WORKING DATA:
▬▬▬▬▬▬

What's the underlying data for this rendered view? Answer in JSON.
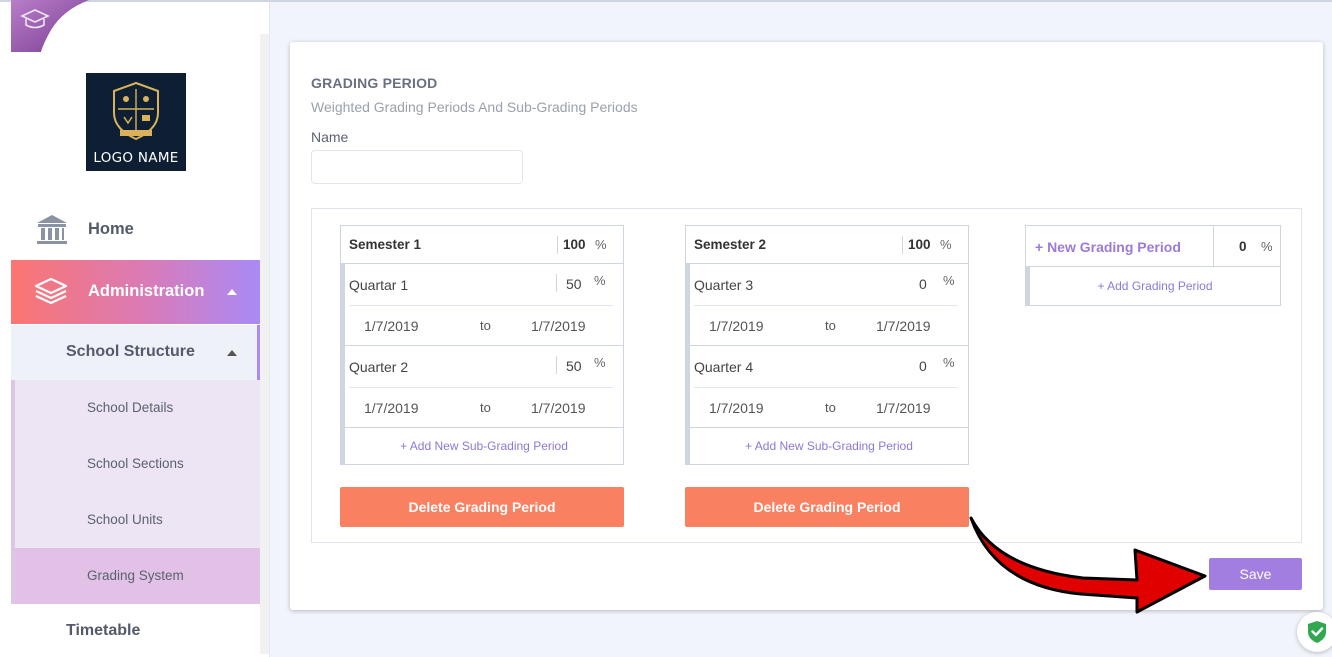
{
  "sidebar": {
    "logo_text": "LOGO NAME",
    "home_label": "Home",
    "admin_label": "Administration",
    "school_structure_label": "School Structure",
    "sub_items": [
      "School Details",
      "School Sections",
      "School Units",
      "Grading System"
    ],
    "timetable_label": "Timetable"
  },
  "main": {
    "title": "GRADING PERIOD",
    "subtitle": "Weighted Grading Periods And Sub-Grading Periods",
    "name_label": "Name",
    "name_value": "",
    "pct_symbol": "%",
    "to_label": "to",
    "add_sub_label": "+ Add New Sub-Grading Period",
    "delete_label": "Delete Grading Period",
    "semesters": [
      {
        "name": "Semester 1",
        "weight": "100",
        "quarters": [
          {
            "name": "Quartar 1",
            "weight": "50",
            "start": "1/7/2019",
            "end": "1/7/2019"
          },
          {
            "name": "Quarter 2",
            "weight": "50",
            "start": "1/7/2019",
            "end": "1/7/2019"
          }
        ]
      },
      {
        "name": "Semester 2",
        "weight": "100",
        "quarters": [
          {
            "name": "Quarter 3",
            "weight": "0",
            "start": "1/7/2019",
            "end": "1/7/2019"
          },
          {
            "name": "Quarter 4",
            "weight": "0",
            "start": "1/7/2019",
            "end": "1/7/2019"
          }
        ]
      }
    ],
    "new_grading_period": {
      "label": "+ New Grading Period",
      "weight": "0",
      "add_label": "+ Add Grading Period"
    },
    "save_label": "Save"
  },
  "colors": {
    "accent_purple": "#a27ee0",
    "delete_orange": "#fa8062",
    "admin_gradient_start": "#fb7571",
    "admin_gradient_end": "#a98af6",
    "arrow_red": "#e00000"
  }
}
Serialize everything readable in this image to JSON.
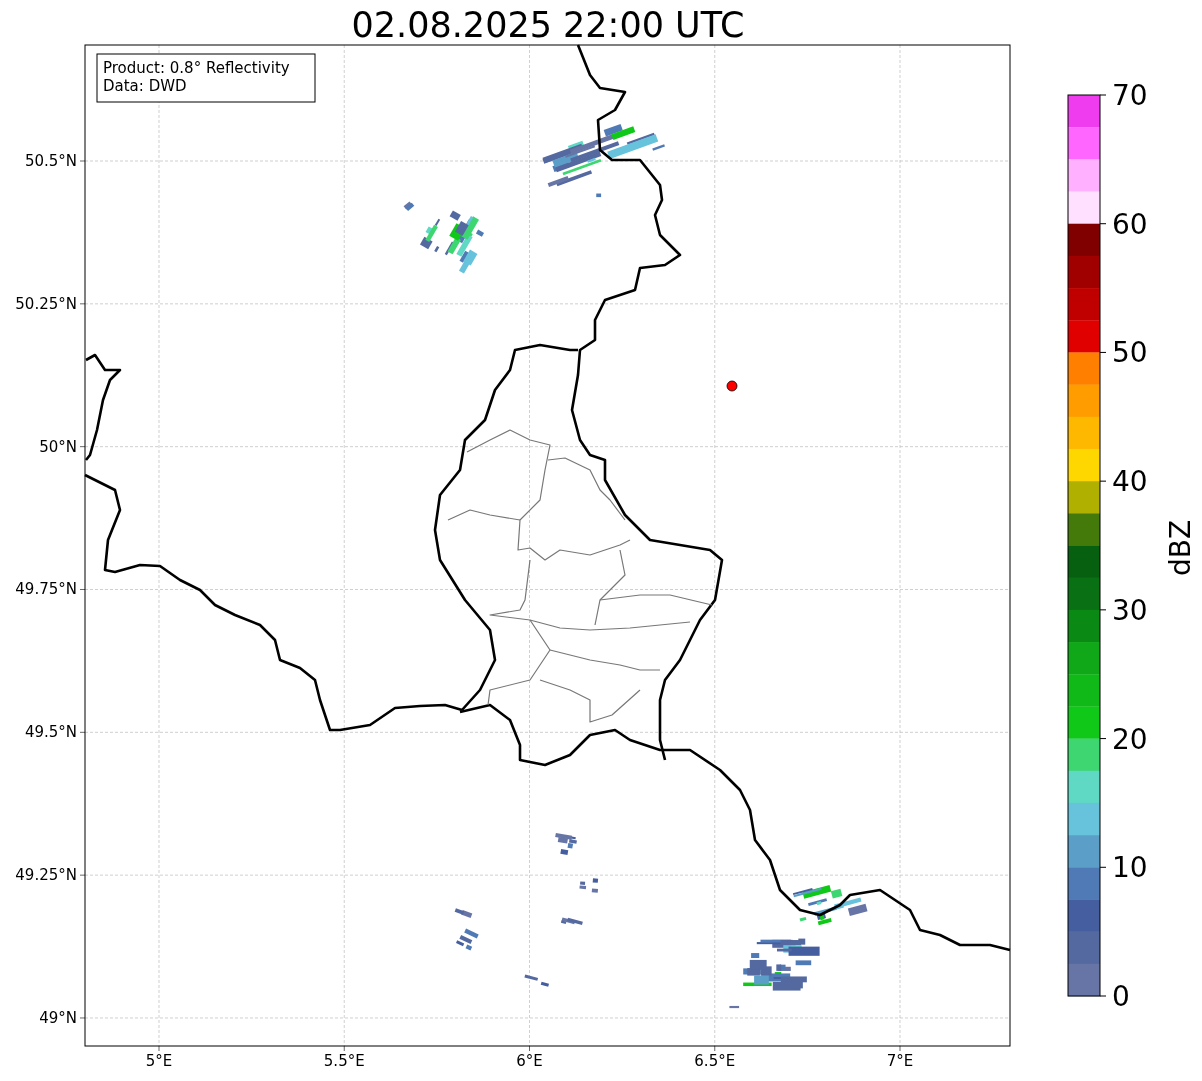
{
  "title": "02.08.2025 22:00 UTC",
  "info_box": {
    "lines": [
      "Product: 0.8° Reflectivity",
      "Data: DWD"
    ]
  },
  "map": {
    "lon_labels": [
      "5°E",
      "5.5°E",
      "6°E",
      "6.5°E",
      "7°E"
    ],
    "lat_labels": [
      "50.5°N",
      "50.25°N",
      "50°N",
      "49.75°N",
      "49.5°N",
      "49.25°N",
      "49°N"
    ]
  },
  "colorbar": {
    "label": "dBZ",
    "ticks": [
      "70",
      "60",
      "50",
      "40",
      "30",
      "20",
      "10",
      "0"
    ],
    "bins": [
      {
        "color": "#ee3cee"
      },
      {
        "color": "#ff66ff"
      },
      {
        "color": "#ffb0ff"
      },
      {
        "color": "#ffe0ff"
      },
      {
        "color": "#800000"
      },
      {
        "color": "#a00000"
      },
      {
        "color": "#c00000"
      },
      {
        "color": "#e00000"
      },
      {
        "color": "#ff7f00"
      },
      {
        "color": "#ff9c00"
      },
      {
        "color": "#ffb800"
      },
      {
        "color": "#ffd700"
      },
      {
        "color": "#b0b000"
      },
      {
        "color": "#447a0a"
      },
      {
        "color": "#066010"
      },
      {
        "color": "#0a7014"
      },
      {
        "color": "#0a8a14"
      },
      {
        "color": "#10a818"
      },
      {
        "color": "#10b818"
      },
      {
        "color": "#10c818"
      },
      {
        "color": "#3dd671"
      },
      {
        "color": "#5fd8c4"
      },
      {
        "color": "#67c2db"
      },
      {
        "color": "#5b9ec8"
      },
      {
        "color": "#4f7ab5"
      },
      {
        "color": "#445ea0"
      },
      {
        "color": "#5469a0"
      },
      {
        "color": "#6675a6"
      }
    ]
  }
}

▬▬▬▬▬▬

REQUIREMENTS:
Count each line with "JSON" in it and report that figure by itself.

EXERCISE RESPONSE:
2